-- start --
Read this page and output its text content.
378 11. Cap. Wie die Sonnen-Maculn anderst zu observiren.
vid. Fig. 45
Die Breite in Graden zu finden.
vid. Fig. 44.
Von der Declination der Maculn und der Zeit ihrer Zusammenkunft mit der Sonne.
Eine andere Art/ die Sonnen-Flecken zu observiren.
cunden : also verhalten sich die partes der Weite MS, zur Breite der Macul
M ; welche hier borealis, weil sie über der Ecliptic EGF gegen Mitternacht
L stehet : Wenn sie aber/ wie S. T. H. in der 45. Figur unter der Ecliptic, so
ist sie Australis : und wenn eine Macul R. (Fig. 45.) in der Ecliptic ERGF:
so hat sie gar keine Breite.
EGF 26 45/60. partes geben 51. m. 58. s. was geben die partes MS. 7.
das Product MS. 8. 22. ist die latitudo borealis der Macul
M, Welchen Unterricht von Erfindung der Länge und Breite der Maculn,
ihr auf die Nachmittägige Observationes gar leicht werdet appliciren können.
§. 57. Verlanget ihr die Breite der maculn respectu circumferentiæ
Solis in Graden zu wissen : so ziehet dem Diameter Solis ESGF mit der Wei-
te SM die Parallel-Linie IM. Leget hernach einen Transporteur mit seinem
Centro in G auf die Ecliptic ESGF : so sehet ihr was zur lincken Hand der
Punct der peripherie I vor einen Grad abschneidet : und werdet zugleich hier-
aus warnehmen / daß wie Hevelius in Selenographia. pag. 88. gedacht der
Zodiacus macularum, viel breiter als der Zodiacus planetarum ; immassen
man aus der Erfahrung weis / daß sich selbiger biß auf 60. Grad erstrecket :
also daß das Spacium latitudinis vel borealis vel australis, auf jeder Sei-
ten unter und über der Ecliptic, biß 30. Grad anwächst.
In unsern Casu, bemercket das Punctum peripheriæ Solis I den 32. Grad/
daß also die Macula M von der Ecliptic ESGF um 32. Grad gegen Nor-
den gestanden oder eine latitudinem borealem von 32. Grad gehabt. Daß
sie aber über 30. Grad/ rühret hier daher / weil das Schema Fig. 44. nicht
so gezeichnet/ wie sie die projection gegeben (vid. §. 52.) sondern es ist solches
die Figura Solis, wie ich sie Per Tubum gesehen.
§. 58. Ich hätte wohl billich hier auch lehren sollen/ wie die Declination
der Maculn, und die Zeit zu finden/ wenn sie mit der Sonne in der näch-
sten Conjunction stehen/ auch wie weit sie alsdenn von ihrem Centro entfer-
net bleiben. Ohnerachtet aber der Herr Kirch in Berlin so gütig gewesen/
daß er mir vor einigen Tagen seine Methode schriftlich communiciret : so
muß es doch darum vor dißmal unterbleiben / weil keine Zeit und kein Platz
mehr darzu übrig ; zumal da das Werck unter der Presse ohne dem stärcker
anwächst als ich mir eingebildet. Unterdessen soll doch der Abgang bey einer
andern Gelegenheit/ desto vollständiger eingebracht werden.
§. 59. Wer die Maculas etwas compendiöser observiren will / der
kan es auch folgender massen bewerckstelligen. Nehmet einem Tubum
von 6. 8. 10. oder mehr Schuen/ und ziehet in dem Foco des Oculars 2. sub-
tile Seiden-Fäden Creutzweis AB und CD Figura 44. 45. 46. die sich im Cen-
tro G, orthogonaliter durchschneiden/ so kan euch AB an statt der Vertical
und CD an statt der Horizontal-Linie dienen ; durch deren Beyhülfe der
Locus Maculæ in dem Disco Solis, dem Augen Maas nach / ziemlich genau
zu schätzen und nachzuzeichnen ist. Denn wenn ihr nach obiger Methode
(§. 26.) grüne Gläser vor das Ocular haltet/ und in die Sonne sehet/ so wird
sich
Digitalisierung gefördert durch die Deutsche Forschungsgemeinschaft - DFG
-- end --
* Problem
Take every line that includes the string "ziehet" and copy it.

* Task answer
Solis in Graden zu wissen : so ziehet dem Diameter Solis ESGF mit der Wei-
von 6. 8. 10. oder mehr Schuen/ und ziehet in dem Foco des Oculars 2. sub-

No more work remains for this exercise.